- _Brief_
In the listing that follows, count every line with the word "content" in it and write only the total.

- _Record extracts_
——
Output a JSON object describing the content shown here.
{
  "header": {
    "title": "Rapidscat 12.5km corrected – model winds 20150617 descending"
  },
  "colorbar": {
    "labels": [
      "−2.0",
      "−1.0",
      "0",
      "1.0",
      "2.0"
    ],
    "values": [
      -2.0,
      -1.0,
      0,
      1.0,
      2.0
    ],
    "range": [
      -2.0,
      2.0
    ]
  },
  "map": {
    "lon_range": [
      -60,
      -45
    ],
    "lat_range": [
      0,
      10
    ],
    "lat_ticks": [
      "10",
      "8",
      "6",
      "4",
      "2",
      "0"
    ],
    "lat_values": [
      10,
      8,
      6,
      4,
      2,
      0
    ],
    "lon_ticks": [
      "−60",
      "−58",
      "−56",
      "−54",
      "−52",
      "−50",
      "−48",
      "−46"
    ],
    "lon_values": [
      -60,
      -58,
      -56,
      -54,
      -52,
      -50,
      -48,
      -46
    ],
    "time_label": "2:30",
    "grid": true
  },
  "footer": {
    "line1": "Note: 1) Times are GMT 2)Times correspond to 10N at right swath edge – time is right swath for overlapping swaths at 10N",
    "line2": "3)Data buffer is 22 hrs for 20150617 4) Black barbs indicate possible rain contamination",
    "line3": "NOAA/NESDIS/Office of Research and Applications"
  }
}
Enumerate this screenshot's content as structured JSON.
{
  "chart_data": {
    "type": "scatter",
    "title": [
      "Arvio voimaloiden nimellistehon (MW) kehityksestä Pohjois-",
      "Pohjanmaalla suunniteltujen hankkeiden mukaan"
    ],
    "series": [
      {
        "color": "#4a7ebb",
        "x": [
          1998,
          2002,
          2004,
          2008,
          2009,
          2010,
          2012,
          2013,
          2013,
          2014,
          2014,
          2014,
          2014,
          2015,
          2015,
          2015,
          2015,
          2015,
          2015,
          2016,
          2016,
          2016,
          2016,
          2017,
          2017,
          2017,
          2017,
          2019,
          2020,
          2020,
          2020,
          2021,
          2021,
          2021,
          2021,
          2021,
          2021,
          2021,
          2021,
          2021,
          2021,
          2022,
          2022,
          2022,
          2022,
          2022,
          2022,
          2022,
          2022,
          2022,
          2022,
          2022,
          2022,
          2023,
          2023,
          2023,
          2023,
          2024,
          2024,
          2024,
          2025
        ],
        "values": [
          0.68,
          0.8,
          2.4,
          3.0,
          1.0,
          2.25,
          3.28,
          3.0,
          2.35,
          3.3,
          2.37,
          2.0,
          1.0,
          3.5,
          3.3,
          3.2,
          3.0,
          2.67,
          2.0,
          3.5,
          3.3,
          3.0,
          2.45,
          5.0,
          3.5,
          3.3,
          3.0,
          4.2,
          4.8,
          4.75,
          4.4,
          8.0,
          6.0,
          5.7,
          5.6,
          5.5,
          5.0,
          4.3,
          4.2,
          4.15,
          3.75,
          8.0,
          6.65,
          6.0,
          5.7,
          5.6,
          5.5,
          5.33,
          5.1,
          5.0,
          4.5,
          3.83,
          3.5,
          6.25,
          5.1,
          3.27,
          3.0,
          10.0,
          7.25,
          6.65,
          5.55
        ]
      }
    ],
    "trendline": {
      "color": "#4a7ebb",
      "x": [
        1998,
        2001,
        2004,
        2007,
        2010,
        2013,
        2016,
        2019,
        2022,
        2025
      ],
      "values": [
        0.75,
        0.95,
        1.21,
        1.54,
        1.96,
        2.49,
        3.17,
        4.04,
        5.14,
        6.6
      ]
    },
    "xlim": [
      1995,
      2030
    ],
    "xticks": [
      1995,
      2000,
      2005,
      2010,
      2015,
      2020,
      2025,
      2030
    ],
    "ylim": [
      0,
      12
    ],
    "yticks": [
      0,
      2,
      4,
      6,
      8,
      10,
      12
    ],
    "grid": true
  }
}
——
- _Exercise response_
2